Mouse Programming with libgpm

by Pradeep Padala

When I was first introduced to programming (back with DOS), I used to add mouse support to my applications to impress my teachers. Programming the mouse largely consisted of putting the right values in the registers (like 0x00 in the ax register to reset the mouse) and calling the interrupt service routine with int86 ( a function provided by Turbo C to access interrupt service routines). So when I put my hands on a Linux box, I looked for some thing similar. I soon found out that only root can access hardware registers directly. But there's an elegant way to handle this.

Welcome to the world of gpm and its client libraries. When I started searching for useful information about how to program mouses in UNIX (Linux in particular), I found some C code that let people access and program the mouse through /dev/mouse . But I was overwhelmed by the intricacies of handling different mice and was forced to look for other avenues. After pouring over the man pages of gpm, I learned to program the mouse with ease, and in no time, I was playing with my mouse. I was quite impressed by the extent of services these libraries provided and was compelled to explore them further.

It is quite easy to program with gpm and write portable and robust applications with a few lines of code. In this article, I will explain the concepts involved in programming the mouse with simple but effective examples. To compile them you will need libgpm, which can be obtained from ftp.prosa.it/pub/gpm. To compile the program successfully, you will have to add the -lgpm flag:

gcc [a c file that uses libgpm] -lgpm

Some programs require ncurses, which can be obtained from ftp.gnu.org/pub/gnu/ncurses. The programs that require curses have to be compiled with the -lncurses flag:

gcc [a c file which uses both libgpm and libncurses] -lgpm -lncurses

GPM (General Purpose Mouse)

GPM (General Purpose Mouse): A Cut an Paste Utility and Mouser server for Linux Virtual Consoles.

These are the first lines of the man page on gpm. To put it simply gpm is a server that says "Hey! I know about the mouse installed here. I know how to handle its events. And I am here to serve you with whatever you are interested in." The clients simply have to connect to the server and inform it of which events they are interested in. They need not worry about the intricacies of the different types of mice. This client-server philosophy is put to its best in Unices. X is a very good example of how this architecture is put to useful ends. The server knows about the hardware, and it will handle all the dirty hardware interrupts, registers, etc. What the clients see is a unified interface that they can use to interact with the hardware. Henceforth, I will use the term gpm to refer to gpm and its libraries and the term server to refer to the gpm dæmon.

Simple Example

To handle the mouse with gpm, the client has to connect to the server and specify which events it wants to handle. The function Gpm_Open() takes a structure of type Gpm_Connect, whose variables have to be filled accordingly. The variables of interest in the Gpm_Connect structure are the eventMask, defaultMask, minMod and maxMod. The variable eventMask is a bitmask of the events the client is interested in. defaultMask specifies which events the client wants the server to handle in the default manner. Thus, we can explicitly specify the events we want to handle and tell the server to handle the others events in the default manner.

• [Instruction]: Decide whether each statement agrees with the article on mouse programming with libgpm. For each, answer yes or no and quote the deciding words of the article. (a) A program that uses both libgpm and ncurses is compiled with the -lgpm and -lncurses flags. (b) On a Linux box, any user can access hardware registers directly. (c) The defaultMask variable is a bitmask of the events the client is interested in.

• [Stored rows]:

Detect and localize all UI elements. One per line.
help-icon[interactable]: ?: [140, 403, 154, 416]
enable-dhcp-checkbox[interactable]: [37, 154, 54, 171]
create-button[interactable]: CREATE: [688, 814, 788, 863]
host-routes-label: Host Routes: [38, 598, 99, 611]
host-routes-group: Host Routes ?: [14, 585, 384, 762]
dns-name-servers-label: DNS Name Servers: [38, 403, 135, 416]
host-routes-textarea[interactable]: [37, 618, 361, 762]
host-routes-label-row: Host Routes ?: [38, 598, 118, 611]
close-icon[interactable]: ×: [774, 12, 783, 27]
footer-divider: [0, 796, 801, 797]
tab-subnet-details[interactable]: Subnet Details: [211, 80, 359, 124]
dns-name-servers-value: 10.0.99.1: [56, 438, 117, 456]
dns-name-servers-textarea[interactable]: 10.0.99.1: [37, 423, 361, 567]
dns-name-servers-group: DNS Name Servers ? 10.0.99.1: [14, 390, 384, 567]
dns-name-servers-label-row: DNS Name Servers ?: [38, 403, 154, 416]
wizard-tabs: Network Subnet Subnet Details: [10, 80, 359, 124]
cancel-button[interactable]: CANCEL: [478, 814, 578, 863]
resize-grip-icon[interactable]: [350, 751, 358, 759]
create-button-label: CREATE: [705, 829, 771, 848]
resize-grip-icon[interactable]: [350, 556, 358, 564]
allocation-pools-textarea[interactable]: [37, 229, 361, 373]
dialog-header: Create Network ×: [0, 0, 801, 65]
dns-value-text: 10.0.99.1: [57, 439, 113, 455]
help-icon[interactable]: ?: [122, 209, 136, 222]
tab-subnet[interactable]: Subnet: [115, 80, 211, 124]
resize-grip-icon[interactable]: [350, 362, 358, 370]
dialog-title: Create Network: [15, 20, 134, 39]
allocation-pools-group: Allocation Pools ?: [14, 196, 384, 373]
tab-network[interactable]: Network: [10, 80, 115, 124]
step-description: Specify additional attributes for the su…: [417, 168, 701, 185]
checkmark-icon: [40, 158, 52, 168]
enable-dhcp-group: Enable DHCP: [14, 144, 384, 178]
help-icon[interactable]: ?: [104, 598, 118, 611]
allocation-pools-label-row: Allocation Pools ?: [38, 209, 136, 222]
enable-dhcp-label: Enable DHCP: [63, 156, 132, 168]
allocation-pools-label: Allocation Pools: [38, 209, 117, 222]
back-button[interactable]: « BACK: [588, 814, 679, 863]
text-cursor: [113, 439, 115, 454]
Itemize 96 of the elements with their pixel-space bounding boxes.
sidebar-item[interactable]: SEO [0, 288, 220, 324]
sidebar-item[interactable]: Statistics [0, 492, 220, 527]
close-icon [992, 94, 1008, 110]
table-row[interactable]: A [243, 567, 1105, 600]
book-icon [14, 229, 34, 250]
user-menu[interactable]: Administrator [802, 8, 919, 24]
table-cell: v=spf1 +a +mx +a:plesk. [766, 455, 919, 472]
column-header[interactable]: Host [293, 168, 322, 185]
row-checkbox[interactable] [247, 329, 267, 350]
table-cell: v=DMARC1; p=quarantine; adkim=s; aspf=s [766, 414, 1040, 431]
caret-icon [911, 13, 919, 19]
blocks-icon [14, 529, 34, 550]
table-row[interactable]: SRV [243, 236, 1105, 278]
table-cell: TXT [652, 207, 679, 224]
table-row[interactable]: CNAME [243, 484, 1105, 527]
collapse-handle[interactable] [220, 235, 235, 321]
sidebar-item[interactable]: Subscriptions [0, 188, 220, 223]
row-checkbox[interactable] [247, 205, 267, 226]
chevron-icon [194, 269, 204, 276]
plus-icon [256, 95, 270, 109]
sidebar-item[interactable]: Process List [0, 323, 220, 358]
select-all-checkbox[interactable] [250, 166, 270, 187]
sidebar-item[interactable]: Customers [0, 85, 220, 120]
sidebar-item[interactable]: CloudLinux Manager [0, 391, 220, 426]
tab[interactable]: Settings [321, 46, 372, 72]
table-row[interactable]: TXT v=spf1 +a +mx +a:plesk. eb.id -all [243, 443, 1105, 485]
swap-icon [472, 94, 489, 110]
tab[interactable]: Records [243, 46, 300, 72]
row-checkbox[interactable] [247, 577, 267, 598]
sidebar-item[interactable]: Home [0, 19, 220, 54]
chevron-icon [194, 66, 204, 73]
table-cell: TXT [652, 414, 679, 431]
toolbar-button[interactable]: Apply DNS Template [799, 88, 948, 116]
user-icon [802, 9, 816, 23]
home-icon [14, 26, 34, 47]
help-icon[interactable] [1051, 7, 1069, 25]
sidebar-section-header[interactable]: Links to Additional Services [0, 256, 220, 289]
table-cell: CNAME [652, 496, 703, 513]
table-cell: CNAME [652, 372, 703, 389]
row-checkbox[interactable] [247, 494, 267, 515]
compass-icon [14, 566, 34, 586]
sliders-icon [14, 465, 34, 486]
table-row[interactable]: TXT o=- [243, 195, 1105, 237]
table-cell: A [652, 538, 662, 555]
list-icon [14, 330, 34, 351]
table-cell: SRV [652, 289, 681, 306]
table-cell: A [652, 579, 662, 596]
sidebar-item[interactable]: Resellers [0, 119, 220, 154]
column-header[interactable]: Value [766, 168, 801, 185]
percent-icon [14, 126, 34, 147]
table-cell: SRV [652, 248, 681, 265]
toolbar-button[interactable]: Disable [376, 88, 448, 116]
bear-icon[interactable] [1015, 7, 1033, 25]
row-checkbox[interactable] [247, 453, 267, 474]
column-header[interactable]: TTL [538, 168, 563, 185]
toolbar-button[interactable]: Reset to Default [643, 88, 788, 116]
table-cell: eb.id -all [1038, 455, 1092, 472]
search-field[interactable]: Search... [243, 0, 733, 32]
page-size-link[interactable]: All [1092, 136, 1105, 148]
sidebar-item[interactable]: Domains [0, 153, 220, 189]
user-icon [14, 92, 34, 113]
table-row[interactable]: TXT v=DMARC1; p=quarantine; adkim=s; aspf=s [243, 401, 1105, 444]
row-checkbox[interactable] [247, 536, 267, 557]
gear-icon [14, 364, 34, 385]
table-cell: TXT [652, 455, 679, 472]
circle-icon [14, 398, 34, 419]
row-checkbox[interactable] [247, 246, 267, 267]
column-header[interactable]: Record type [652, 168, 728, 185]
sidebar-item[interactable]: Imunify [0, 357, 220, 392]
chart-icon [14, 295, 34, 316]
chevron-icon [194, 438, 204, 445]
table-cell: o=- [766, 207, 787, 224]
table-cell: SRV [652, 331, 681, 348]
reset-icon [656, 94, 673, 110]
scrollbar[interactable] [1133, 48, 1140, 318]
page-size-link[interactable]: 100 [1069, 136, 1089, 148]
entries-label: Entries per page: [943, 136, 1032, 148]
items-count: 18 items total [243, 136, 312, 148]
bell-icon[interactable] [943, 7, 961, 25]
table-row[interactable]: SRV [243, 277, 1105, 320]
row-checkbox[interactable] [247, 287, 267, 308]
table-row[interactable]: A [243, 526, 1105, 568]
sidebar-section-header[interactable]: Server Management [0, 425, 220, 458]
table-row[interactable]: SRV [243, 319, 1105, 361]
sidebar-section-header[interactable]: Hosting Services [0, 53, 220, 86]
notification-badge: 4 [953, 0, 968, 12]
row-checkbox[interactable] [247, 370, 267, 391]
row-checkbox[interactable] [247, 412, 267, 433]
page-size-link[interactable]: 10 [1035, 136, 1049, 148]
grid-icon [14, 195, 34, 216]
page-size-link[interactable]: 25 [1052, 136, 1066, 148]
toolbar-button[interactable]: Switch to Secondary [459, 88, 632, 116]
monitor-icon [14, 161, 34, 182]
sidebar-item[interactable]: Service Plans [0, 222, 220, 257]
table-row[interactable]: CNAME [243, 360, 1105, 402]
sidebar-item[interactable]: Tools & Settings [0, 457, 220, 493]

• [Full response]:
(a) Yes: "gcc [a c file which uses both libgpm and libncurses] -lgpm -lncurses"
(b) No: "only root can access hardware registers directly"
(c) No: "The variable eventMask is a bitmask of the events the client is interested in. defaultMask specifies which events the client wants the server to handle in the default manner."